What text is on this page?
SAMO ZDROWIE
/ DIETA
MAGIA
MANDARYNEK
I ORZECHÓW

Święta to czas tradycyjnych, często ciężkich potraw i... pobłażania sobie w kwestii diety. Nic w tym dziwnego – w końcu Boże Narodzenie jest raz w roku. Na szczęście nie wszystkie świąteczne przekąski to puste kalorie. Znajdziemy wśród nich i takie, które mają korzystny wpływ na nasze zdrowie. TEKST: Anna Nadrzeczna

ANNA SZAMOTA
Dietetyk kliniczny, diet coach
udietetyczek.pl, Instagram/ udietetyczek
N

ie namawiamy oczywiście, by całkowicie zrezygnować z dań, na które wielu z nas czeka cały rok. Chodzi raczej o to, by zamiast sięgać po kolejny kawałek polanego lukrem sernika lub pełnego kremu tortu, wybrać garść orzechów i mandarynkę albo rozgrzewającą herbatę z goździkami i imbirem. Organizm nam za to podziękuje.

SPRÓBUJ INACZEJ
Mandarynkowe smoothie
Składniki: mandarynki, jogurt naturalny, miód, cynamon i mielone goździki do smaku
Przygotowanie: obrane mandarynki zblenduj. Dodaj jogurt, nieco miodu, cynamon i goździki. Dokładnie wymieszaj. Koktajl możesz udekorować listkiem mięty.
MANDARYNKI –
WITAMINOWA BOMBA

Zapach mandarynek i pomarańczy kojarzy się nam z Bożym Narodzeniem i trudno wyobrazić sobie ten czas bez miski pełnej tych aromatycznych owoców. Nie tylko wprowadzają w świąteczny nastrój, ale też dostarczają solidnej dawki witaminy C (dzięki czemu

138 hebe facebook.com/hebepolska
□ □ □ □
— INSTRUCTIONS FOR THE TASK —
Exactly reproduce every line found in the records.

— EXERCISE ANSWER —
What text is on this page?
SAMO ZDROWIE
/ DIETA
MAGIA
MANDARYNEK
I ORZECHÓW

Święta to czas tradycyjnych, często ciężkich potraw i... pobłażania sobie w kwestii diety. Nic w tym dziwnego – w końcu Boże Narodzenie jest raz w roku. Na szczęście nie wszystkie świąteczne przekąski to puste kalorie. Znajdziemy wśród nich i takie, które mają korzystny wpływ na nasze zdrowie. TEKST: Anna Nadrzeczna

ANNA SZAMOTA
Dietetyk kliniczny, diet coach
udietetyczek.pl, Instagram/ udietetyczek
N

ie namawiamy oczywiście, by całkowicie zrezygnować z dań, na które wielu z nas czeka cały rok. Chodzi raczej o to, by zamiast sięgać po kolejny kawałek polanego lukrem sernika lub pełnego kremu tortu, wybrać garść orzechów i mandarynkę albo rozgrzewającą herbatę z goździkami i imbirem. Organizm nam za to podziękuje.

SPRÓBUJ INACZEJ
Mandarynkowe smoothie
Składniki: mandarynki, jogurt naturalny, miód, cynamon i mielone goździki do smaku
Przygotowanie: obrane mandarynki zblenduj. Dodaj jogurt, nieco miodu, cynamon i goździki. Dokładnie wymieszaj. Koktajl możesz udekorować listkiem mięty.
MANDARYNKI –
WITAMINOWA BOMBA

Zapach mandarynek i pomarańczy kojarzy się nam z Bożym Narodzeniem i trudno wyobrazić sobie ten czas bez miski pełnej tych aromatycznych owoców. Nie tylko wprowadzają w świąteczny nastrój, ale też dostarczają solidnej dawki witaminy C (dzięki czemu

138 hebe facebook.com/hebepolska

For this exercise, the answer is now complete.